Data extracted from a collection:
····················
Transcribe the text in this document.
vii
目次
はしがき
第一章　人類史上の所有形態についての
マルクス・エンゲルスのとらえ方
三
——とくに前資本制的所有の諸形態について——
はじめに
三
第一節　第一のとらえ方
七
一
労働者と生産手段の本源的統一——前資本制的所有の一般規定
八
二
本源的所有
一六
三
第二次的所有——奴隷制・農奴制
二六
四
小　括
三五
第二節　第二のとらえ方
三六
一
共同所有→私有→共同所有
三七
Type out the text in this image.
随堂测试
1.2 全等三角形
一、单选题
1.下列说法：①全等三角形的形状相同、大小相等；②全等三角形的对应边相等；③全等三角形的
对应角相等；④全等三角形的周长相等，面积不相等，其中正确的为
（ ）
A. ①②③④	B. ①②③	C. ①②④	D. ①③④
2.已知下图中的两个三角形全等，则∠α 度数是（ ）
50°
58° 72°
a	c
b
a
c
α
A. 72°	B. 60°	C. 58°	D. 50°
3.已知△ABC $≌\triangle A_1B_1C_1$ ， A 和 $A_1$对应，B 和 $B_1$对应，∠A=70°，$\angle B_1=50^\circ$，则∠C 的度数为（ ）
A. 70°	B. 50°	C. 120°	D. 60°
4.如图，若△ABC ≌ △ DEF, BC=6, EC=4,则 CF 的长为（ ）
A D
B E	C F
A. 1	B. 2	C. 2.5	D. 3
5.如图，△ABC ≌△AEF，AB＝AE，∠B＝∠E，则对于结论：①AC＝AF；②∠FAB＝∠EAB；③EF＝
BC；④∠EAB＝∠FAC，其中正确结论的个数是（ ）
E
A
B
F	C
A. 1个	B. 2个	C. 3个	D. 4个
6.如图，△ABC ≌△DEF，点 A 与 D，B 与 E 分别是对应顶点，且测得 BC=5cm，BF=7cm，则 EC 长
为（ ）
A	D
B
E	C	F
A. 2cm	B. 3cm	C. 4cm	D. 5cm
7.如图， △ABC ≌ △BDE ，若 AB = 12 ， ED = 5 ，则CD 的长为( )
····················
SHORT PROBLEM: Write every record out again, unaltered.

OUTPUT OF THE TASK:
Transcribe the text in this document.
vii
目次
はしがき
第一章　人類史上の所有形態についての
マルクス・エンゲルスのとらえ方
三
——とくに前資本制的所有の諸形態について——
はじめに
三
第一節　第一のとらえ方
七
一
労働者と生産手段の本源的統一——前資本制的所有の一般規定
八
二
本源的所有
一六
三
第二次的所有——奴隷制・農奴制
二六
四
小　括
三五
第二節　第二のとらえ方
三六
一
共同所有→私有→共同所有
三七
Type out the text in this image.
随堂测试
1.2 全等三角形
一、单选题
1.下列说法：①全等三角形的形状相同、大小相等；②全等三角形的对应边相等；③全等三角形的
对应角相等；④全等三角形的周长相等，面积不相等，其中正确的为
（ ）
A. ①②③④	B. ①②③	C. ①②④	D. ①③④
2.已知下图中的两个三角形全等，则∠α 度数是（ ）
50°
58° 72°
a	c
b
a
c
α
A. 72°	B. 60°	C. 58°	D. 50°
3.已知△ABC $≌\triangle A_1B_1C_1$ ， A 和 $A_1$对应，B 和 $B_1$对应，∠A=70°，$\angle B_1=50^\circ$，则∠C 的度数为（ ）
A. 70°	B. 50°	C. 120°	D. 60°
4.如图，若△ABC ≌ △ DEF, BC=6, EC=4,则 CF 的长为（ ）
A D
B E	C F
A. 1	B. 2	C. 2.5	D. 3
5.如图，△ABC ≌△AEF，AB＝AE，∠B＝∠E，则对于结论：①AC＝AF；②∠FAB＝∠EAB；③EF＝
BC；④∠EAB＝∠FAC，其中正确结论的个数是（ ）
E
A
B
F	C
A. 1个	B. 2个	C. 3个	D. 4个
6.如图，△ABC ≌△DEF，点 A 与 D，B 与 E 分别是对应顶点，且测得 BC=5cm，BF=7cm，则 EC 长
为（ ）
A	D
B
E	C	F
A. 2cm	B. 3cm	C. 4cm	D. 5cm
7.如图， △ABC ≌ △BDE ，若 AB = 12 ， ED = 5 ，则CD 的长为( )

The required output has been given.